Check every line below for the word "malheur" and copy each one that has it.

▶

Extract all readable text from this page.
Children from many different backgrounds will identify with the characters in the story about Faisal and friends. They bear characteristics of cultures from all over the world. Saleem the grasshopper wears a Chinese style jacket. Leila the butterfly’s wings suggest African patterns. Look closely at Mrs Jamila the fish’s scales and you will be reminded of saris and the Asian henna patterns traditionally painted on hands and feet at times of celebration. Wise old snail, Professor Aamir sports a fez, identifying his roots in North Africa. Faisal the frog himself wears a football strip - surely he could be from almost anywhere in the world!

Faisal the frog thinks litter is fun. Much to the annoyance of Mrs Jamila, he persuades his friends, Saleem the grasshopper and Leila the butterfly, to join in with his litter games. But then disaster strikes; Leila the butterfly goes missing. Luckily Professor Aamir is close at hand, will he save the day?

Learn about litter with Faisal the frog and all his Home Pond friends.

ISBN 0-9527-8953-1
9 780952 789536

◀
▶

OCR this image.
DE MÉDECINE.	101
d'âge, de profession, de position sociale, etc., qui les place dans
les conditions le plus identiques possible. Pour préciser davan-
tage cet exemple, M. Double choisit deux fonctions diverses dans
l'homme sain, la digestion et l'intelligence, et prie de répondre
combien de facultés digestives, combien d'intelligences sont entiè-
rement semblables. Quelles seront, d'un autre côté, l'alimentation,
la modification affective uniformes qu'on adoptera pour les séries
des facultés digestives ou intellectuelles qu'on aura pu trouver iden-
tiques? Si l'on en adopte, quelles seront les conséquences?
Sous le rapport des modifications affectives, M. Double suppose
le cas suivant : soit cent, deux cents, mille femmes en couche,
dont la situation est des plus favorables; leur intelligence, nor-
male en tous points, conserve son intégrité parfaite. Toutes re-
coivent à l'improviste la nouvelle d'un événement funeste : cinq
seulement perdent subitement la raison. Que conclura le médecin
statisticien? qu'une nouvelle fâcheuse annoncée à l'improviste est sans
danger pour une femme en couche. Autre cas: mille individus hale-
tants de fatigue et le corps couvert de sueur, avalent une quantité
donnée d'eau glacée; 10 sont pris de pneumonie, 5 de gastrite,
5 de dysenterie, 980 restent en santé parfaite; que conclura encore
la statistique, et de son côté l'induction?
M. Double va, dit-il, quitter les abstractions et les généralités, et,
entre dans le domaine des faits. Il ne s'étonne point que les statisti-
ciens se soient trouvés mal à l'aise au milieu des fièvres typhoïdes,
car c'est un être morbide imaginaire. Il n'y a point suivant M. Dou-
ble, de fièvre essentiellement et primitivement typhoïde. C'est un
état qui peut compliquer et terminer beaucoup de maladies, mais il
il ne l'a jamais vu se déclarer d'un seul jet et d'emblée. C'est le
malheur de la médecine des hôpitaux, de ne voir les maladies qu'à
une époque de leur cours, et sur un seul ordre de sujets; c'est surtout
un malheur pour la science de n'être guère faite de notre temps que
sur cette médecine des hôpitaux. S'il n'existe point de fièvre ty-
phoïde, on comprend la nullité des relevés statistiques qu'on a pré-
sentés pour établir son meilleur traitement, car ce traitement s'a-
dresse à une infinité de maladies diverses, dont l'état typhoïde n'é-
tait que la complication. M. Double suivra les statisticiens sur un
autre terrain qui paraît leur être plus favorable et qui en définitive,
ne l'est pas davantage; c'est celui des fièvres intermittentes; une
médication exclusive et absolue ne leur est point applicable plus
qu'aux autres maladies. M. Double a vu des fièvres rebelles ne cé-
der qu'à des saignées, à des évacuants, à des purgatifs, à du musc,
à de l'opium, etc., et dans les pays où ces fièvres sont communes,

◀
▶

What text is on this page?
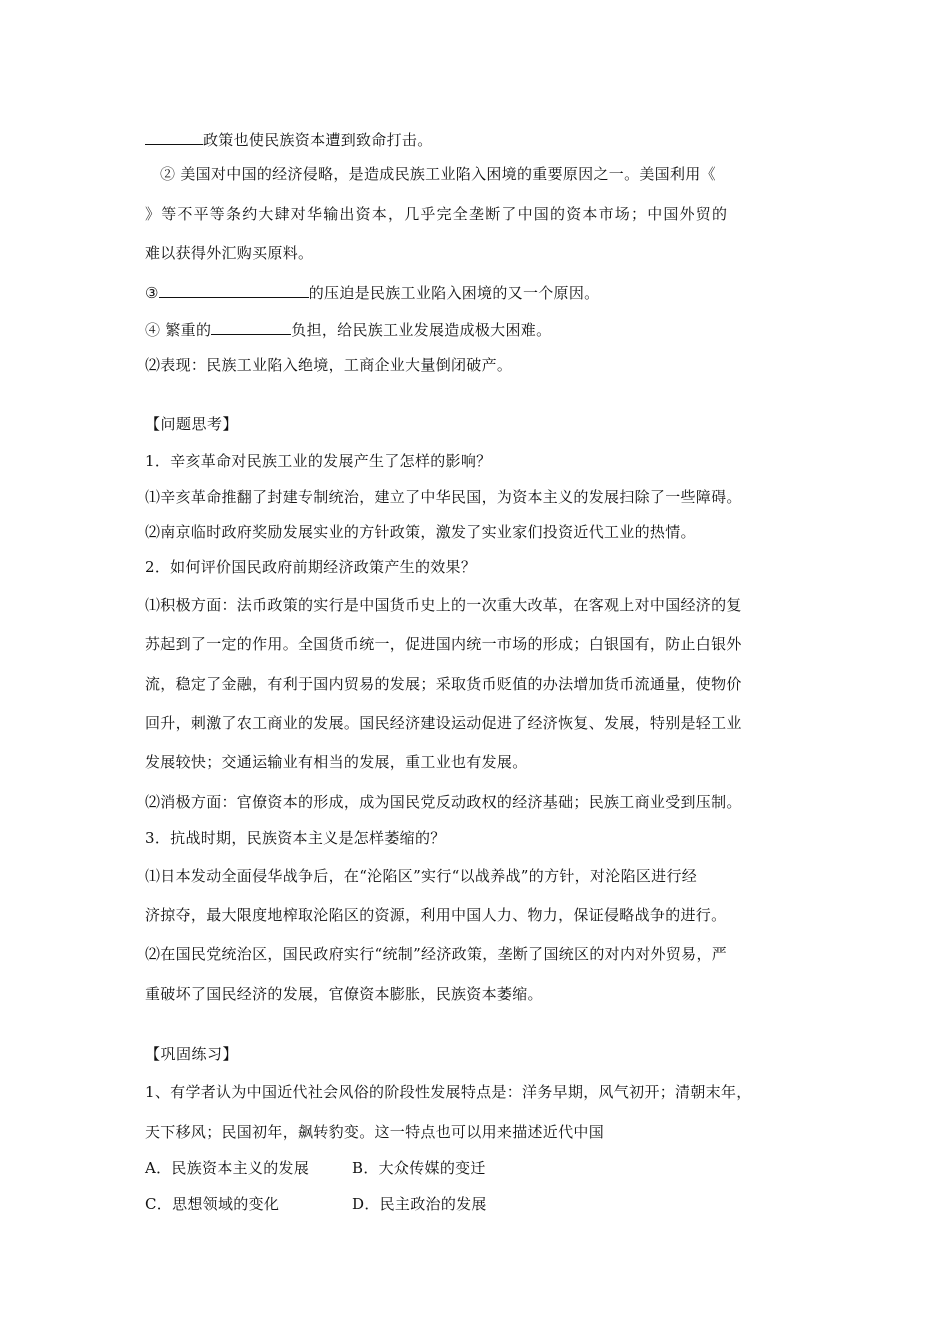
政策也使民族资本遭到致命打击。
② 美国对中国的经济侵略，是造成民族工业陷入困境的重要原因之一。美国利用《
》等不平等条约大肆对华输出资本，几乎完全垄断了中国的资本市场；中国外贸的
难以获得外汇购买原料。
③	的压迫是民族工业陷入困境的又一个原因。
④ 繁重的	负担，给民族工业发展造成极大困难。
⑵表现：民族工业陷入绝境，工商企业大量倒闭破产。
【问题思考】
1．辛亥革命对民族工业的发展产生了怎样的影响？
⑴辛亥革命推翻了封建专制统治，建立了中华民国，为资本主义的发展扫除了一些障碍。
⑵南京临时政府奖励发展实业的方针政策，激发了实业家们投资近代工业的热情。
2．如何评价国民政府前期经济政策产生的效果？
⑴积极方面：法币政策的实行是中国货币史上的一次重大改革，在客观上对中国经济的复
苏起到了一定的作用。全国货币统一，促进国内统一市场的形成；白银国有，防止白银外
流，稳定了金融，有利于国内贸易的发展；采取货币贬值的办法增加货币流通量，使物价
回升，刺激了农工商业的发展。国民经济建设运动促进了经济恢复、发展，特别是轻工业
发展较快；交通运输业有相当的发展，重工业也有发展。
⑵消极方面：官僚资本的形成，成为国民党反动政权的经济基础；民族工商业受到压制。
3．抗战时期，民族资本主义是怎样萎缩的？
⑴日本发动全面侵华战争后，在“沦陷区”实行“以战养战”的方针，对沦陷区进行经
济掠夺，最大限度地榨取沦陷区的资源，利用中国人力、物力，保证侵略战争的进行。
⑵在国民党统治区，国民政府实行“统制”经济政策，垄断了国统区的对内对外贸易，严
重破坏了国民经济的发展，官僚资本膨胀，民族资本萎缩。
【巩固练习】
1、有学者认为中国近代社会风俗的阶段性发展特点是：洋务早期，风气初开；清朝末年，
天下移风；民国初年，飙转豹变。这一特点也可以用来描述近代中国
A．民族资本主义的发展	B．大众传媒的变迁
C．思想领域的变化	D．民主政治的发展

◀

◆ RESULT FOR THIS EXERCISE:
malheur de la médecine des hôpitaux, de ne voir les maladies qu'à
un malheur pour la science de n'être guère faite de notre temps que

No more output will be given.